* Begin DATASET CONTENT *
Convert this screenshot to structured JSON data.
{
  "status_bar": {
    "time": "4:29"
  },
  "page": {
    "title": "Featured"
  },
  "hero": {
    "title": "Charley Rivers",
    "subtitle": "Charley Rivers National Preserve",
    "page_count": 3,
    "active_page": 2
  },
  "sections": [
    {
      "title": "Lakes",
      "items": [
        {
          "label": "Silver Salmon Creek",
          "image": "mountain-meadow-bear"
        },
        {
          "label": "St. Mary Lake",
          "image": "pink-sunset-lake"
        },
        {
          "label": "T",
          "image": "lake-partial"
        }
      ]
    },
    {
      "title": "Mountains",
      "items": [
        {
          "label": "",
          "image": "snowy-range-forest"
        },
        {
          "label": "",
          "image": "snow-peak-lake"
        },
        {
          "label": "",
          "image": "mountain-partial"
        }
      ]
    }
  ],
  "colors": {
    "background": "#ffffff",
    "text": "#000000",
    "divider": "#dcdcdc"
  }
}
* End DATASET CONTENT *
# [PROBLEM TO SOLVE]
Type the whole listing again, unaltered.

# [RESPONSE TO THIS EXERCISE]
Convert this screenshot to structured JSON data.
{
  "status_bar": {
    "time": "4:29"
  },
  "page": {
    "title": "Featured"
  },
  "hero": {
    "title": "Charley Rivers",
    "subtitle": "Charley Rivers National Preserve",
    "page_count": 3,
    "active_page": 2
  },
  "sections": [
    {
      "title": "Lakes",
      "items": [
        {
          "label": "Silver Salmon Creek",
          "image": "mountain-meadow-bear"
        },
        {
          "label": "St. Mary Lake",
          "image": "pink-sunset-lake"
        },
        {
          "label": "T",
          "image": "lake-partial"
        }
      ]
    },
    {
      "title": "Mountains",
      "items": [
        {
          "label": "",
          "image": "snowy-range-forest"
        },
        {
          "label": "",
          "image": "snow-peak-lake"
        },
        {
          "label": "",
          "image": "mountain-partial"
        }
      ]
    }
  ],
  "colors": {
    "background": "#ffffff",
    "text": "#000000",
    "divider": "#dcdcdc"
  }
}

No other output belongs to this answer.